» **Instructions to follow**:
Repeat every entry word for word, skipping the pictures.

─── Records to process ───

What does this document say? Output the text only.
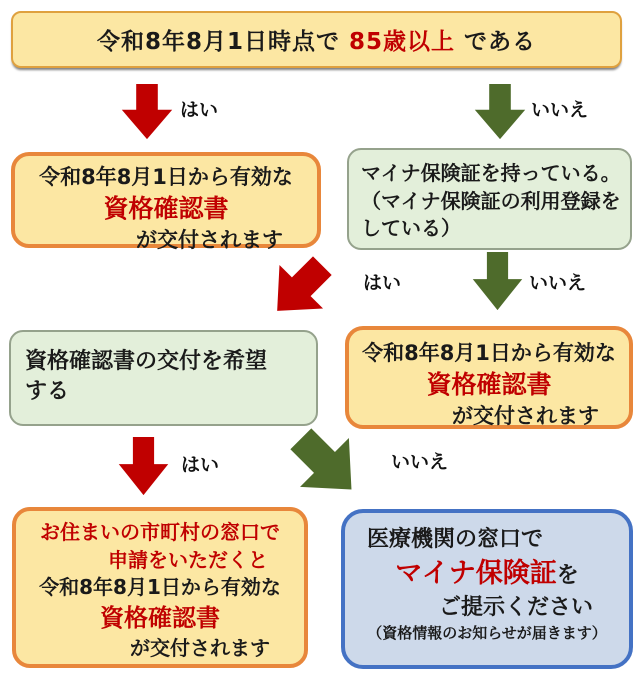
令和8年8月1日時点で 85歳以上 である
はい	いいえ
令和8年8月1日から有効な
資格確認書
が交付されます
マイナ保険証を持っている。
（マイナ保険証の利用登録を
している）
はい	いいえ
資格確認書の交付を希望
する
令和8年8月1日から有効な
資格確認書
が交付されます
はい	いいえ
お住まいの市町村の窓口で
申請をいただくと
令和8年8月1日から有効な
資格確認書
が交付されます
医療機関の窓口で
マイナ保険証を
ご提示ください
（資格情報のお知らせが届きます）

───

» **Result of this exercise**:
What does this document say? Output the text only.
令和8年8月1日時点で 85歳以上 である
はい	いいえ
令和8年8月1日から有効な
資格確認書
が交付されます
マイナ保険証を持っている。
（マイナ保険証の利用登録を
している）
はい	いいえ
資格確認書の交付を希望
する
令和8年8月1日から有効な
資格確認書
が交付されます
はい	いいえ
お住まいの市町村の窓口で
申請をいただくと
令和8年8月1日から有効な
資格確認書
が交付されます
医療機関の窓口で
マイナ保険証を
ご提示ください
（資格情報のお知らせが届きます）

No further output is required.